[Data entries]
** Start **

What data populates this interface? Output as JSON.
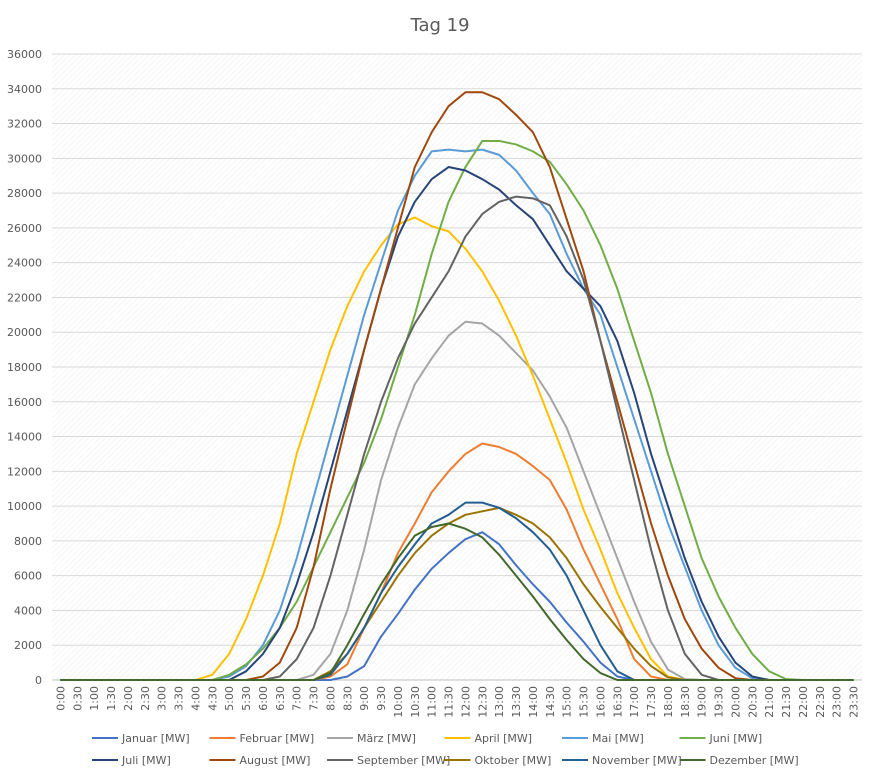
{
  "chart_data": {
    "type": "line",
    "title": "Tag 19",
    "categories": [
      "0:00",
      "0:30",
      "1:00",
      "1:30",
      "2:00",
      "2:30",
      "3:00",
      "3:30",
      "4:00",
      "4:30",
      "5:00",
      "5:30",
      "6:00",
      "6:30",
      "7:00",
      "7:30",
      "8:00",
      "8:30",
      "9:00",
      "9:30",
      "10:00",
      "10:30",
      "11:00",
      "11:30",
      "12:00",
      "12:30",
      "13:00",
      "13:30",
      "14:00",
      "14:30",
      "15:00",
      "15:30",
      "16:00",
      "16:30",
      "17:00",
      "17:30",
      "18:00",
      "18:30",
      "19:00",
      "19:30",
      "20:00",
      "20:30",
      "21:00",
      "21:30",
      "22:00",
      "22:30",
      "23:00",
      "23:30"
    ],
    "ylim": [
      0,
      36000
    ],
    "yticks": [
      0,
      2000,
      4000,
      6000,
      8000,
      10000,
      12000,
      14000,
      16000,
      18000,
      20000,
      22000,
      24000,
      26000,
      28000,
      30000,
      32000,
      34000,
      36000
    ],
    "grid": true,
    "legend": "bottom",
    "series": [
      {
        "name": "Januar [MW]",
        "color": "#4472c4",
        "values": [
          0,
          0,
          0,
          0,
          0,
          0,
          0,
          0,
          0,
          0,
          0,
          0,
          0,
          0,
          0,
          0,
          0,
          200,
          800,
          2500,
          3800,
          5200,
          6400,
          7300,
          8100,
          8500,
          7800,
          6600,
          5500,
          4500,
          3300,
          2200,
          1000,
          200,
          0,
          0,
          0,
          0,
          0,
          0,
          0,
          0,
          0,
          0,
          0,
          0,
          0,
          0
        ]
      },
      {
        "name": "Februar [MW]",
        "color": "#ed7d31",
        "values": [
          0,
          0,
          0,
          0,
          0,
          0,
          0,
          0,
          0,
          0,
          0,
          0,
          0,
          0,
          0,
          0,
          200,
          900,
          3000,
          5000,
          7300,
          9000,
          10800,
          12000,
          13000,
          13600,
          13400,
          13000,
          12300,
          11500,
          9800,
          7500,
          5500,
          3500,
          1200,
          200,
          0,
          0,
          0,
          0,
          0,
          0,
          0,
          0,
          0,
          0,
          0,
          0
        ]
      },
      {
        "name": "März [MW]",
        "color": "#a5a5a5",
        "values": [
          0,
          0,
          0,
          0,
          0,
          0,
          0,
          0,
          0,
          0,
          0,
          0,
          0,
          0,
          0,
          300,
          1500,
          4000,
          7500,
          11500,
          14500,
          17000,
          18500,
          19800,
          20600,
          20500,
          19800,
          18800,
          17800,
          16300,
          14500,
          12000,
          9500,
          7000,
          4500,
          2200,
          600,
          50,
          0,
          0,
          0,
          0,
          0,
          0,
          0,
          0,
          0,
          0
        ]
      },
      {
        "name": "April [MW]",
        "color": "#ffc000",
        "values": [
          0,
          0,
          0,
          0,
          0,
          0,
          0,
          0,
          0,
          300,
          1500,
          3500,
          6000,
          9000,
          13000,
          16000,
          19000,
          21500,
          23500,
          25000,
          26200,
          26600,
          26100,
          25800,
          24800,
          23500,
          21800,
          19800,
          17500,
          15000,
          12500,
          9800,
          7500,
          5000,
          3000,
          1200,
          200,
          0,
          0,
          0,
          0,
          0,
          0,
          0,
          0,
          0,
          0,
          0
        ]
      },
      {
        "name": "Mai [MW]",
        "color": "#5b9bd5",
        "values": [
          0,
          0,
          0,
          0,
          0,
          0,
          0,
          0,
          0,
          0,
          200,
          800,
          2000,
          4000,
          7000,
          10500,
          14000,
          17500,
          21000,
          24000,
          27000,
          29000,
          30400,
          30500,
          30400,
          30500,
          30200,
          29300,
          28000,
          26800,
          24500,
          22500,
          21000,
          18000,
          15000,
          12000,
          9000,
          6500,
          4000,
          2000,
          700,
          100,
          0,
          0,
          0,
          0,
          0,
          0
        ]
      },
      {
        "name": "Juni [MW]",
        "color": "#70ad47",
        "values": [
          0,
          0,
          0,
          0,
          0,
          0,
          0,
          0,
          0,
          0,
          300,
          900,
          1800,
          3000,
          4500,
          6500,
          8500,
          10500,
          12500,
          15000,
          18000,
          21000,
          24500,
          27500,
          29500,
          31000,
          31000,
          30800,
          30400,
          29800,
          28500,
          27000,
          25000,
          22500,
          19500,
          16500,
          13000,
          10000,
          7000,
          4800,
          3000,
          1500,
          500,
          50,
          0,
          0,
          0,
          0
        ]
      },
      {
        "name": "Juli [MW]",
        "color": "#264478",
        "values": [
          0,
          0,
          0,
          0,
          0,
          0,
          0,
          0,
          0,
          0,
          0,
          500,
          1500,
          3000,
          5500,
          8500,
          12000,
          15500,
          19000,
          22500,
          25500,
          27500,
          28800,
          29500,
          29300,
          28800,
          28200,
          27300,
          26500,
          25000,
          23500,
          22500,
          21500,
          19500,
          16500,
          13000,
          10000,
          7000,
          4500,
          2500,
          1000,
          200,
          0,
          0,
          0,
          0,
          0,
          0
        ]
      },
      {
        "name": "August [MW]",
        "color": "#9e480e",
        "values": [
          0,
          0,
          0,
          0,
          0,
          0,
          0,
          0,
          0,
          0,
          0,
          0,
          200,
          1000,
          3000,
          6500,
          11000,
          15000,
          19000,
          22500,
          26000,
          29500,
          31500,
          33000,
          33800,
          33800,
          33400,
          32500,
          31500,
          29500,
          26500,
          23500,
          19500,
          16000,
          12500,
          9000,
          6000,
          3500,
          1800,
          700,
          100,
          0,
          0,
          0,
          0,
          0,
          0,
          0
        ]
      },
      {
        "name": "September [MW]",
        "color": "#636363",
        "values": [
          0,
          0,
          0,
          0,
          0,
          0,
          0,
          0,
          0,
          0,
          0,
          0,
          0,
          200,
          1200,
          3000,
          6000,
          9500,
          13000,
          16000,
          18500,
          20500,
          22000,
          23500,
          25500,
          26800,
          27500,
          27800,
          27700,
          27300,
          25500,
          23000,
          19500,
          15500,
          11500,
          7500,
          4000,
          1500,
          300,
          0,
          0,
          0,
          0,
          0,
          0,
          0,
          0,
          0
        ]
      },
      {
        "name": "Oktober [MW]",
        "color": "#997300",
        "values": [
          0,
          0,
          0,
          0,
          0,
          0,
          0,
          0,
          0,
          0,
          0,
          0,
          0,
          0,
          0,
          0,
          500,
          1500,
          3000,
          4500,
          6000,
          7300,
          8300,
          9000,
          9500,
          9700,
          9900,
          9500,
          9000,
          8200,
          7000,
          5500,
          4200,
          3000,
          1800,
          800,
          150,
          0,
          0,
          0,
          0,
          0,
          0,
          0,
          0,
          0,
          0,
          0
        ]
      },
      {
        "name": "November [MW]",
        "color": "#255e91",
        "values": [
          0,
          0,
          0,
          0,
          0,
          0,
          0,
          0,
          0,
          0,
          0,
          0,
          0,
          0,
          0,
          0,
          300,
          1500,
          3000,
          5000,
          6500,
          7800,
          9000,
          9500,
          10200,
          10200,
          9900,
          9300,
          8500,
          7500,
          6000,
          4000,
          2000,
          500,
          0,
          0,
          0,
          0,
          0,
          0,
          0,
          0,
          0,
          0,
          0,
          0,
          0,
          0
        ]
      },
      {
        "name": "Dezember [MW]",
        "color": "#43682b",
        "values": [
          0,
          0,
          0,
          0,
          0,
          0,
          0,
          0,
          0,
          0,
          0,
          0,
          0,
          0,
          0,
          0,
          400,
          2000,
          3800,
          5500,
          7000,
          8300,
          8800,
          9000,
          8700,
          8200,
          7200,
          6000,
          4800,
          3500,
          2300,
          1200,
          400,
          0,
          0,
          0,
          0,
          0,
          0,
          0,
          0,
          0,
          0,
          0,
          0,
          0,
          0,
          0
        ]
      }
    ]
  }
}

** End **

> _The task_:
Identify the lines above that contain the word "name", then copy them.

> _Output of the task_:
        "name": "Januar [MW]",
        "name": "Februar [MW]",
        "name": "März [MW]",
        "name": "April [MW]",
        "name": "Mai [MW]",
        "name": "Juni [MW]",
        "name": "Juli [MW]",
        "name": "August [MW]",
        "name": "September [MW]",
        "name": "Oktober [MW]",
        "name": "November [MW]",
        "name": "Dezember [MW]",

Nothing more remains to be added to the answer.